>> Begin PROVIDED MATERIAL
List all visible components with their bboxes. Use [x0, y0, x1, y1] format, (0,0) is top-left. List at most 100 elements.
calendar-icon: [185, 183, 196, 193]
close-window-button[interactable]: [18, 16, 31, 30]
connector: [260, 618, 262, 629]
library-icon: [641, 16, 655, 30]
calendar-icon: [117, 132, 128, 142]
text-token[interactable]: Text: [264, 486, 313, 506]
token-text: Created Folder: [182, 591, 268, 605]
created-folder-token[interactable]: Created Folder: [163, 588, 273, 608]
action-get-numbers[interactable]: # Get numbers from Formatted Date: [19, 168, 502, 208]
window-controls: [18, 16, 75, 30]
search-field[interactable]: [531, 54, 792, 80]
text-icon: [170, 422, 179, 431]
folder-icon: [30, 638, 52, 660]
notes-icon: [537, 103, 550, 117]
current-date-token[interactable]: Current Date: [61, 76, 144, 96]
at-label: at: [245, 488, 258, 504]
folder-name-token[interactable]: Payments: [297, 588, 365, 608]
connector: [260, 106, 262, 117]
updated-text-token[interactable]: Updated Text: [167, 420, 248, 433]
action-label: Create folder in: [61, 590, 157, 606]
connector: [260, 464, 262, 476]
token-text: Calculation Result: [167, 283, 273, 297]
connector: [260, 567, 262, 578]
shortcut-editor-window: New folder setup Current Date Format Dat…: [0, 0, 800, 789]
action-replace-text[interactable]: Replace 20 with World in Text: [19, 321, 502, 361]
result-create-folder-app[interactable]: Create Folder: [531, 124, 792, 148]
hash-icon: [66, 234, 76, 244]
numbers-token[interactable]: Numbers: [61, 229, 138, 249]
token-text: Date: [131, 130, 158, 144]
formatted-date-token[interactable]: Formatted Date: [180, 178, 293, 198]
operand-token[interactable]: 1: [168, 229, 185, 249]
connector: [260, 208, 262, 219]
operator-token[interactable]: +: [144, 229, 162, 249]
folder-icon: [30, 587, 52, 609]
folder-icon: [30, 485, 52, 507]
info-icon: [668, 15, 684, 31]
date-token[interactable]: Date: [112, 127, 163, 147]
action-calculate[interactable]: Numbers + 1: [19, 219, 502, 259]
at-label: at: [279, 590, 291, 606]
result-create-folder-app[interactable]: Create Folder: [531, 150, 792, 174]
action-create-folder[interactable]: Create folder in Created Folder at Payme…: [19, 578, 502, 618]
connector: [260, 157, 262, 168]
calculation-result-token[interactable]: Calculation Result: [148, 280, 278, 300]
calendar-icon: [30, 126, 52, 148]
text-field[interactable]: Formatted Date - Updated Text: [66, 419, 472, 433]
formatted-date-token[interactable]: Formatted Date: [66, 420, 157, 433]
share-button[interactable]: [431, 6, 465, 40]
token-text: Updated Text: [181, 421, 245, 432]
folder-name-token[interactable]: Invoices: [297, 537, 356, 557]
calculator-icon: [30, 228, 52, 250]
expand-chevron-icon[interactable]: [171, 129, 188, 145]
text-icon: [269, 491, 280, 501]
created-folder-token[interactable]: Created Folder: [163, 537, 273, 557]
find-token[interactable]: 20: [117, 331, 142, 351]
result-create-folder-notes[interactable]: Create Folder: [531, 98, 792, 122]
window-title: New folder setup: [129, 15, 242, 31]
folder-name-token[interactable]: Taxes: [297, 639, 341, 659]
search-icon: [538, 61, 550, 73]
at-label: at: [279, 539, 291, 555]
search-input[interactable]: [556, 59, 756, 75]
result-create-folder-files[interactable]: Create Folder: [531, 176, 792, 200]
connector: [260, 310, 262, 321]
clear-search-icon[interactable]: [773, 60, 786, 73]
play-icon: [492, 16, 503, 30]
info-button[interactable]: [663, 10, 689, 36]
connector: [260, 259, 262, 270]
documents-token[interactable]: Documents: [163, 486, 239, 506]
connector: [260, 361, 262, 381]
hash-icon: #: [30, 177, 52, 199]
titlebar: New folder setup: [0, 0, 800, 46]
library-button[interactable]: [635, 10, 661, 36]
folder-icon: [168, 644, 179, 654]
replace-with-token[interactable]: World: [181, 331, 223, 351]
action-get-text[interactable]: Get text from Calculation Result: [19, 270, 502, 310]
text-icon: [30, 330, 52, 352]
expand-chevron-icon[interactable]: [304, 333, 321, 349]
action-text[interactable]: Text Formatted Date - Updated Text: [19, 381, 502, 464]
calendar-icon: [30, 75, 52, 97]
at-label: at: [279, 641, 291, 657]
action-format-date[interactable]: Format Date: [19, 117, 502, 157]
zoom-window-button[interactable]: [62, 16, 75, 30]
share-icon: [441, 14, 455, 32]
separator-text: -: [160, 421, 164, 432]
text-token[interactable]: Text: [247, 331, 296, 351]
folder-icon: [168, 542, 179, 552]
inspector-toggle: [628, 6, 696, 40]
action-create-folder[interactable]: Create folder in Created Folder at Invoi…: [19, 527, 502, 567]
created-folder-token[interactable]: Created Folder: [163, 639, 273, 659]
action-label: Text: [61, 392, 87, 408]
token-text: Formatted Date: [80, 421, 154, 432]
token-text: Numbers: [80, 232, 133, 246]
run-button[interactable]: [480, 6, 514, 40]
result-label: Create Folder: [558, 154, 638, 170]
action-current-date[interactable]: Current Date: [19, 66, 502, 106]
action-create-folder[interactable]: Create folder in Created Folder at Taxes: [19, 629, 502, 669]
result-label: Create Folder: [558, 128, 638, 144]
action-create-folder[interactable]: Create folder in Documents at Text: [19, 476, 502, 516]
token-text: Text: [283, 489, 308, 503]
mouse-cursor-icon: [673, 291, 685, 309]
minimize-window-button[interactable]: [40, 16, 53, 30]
>> End PROVIDED MATERIAL
GIVEN TASK
Extract every line of the records that contains the string "chevron". Case counts.

SOLUTION TO THE PROBLEM
expand-chevron-icon[interactable]: [171, 129, 188, 145]
expand-chevron-icon[interactable]: [304, 333, 321, 349]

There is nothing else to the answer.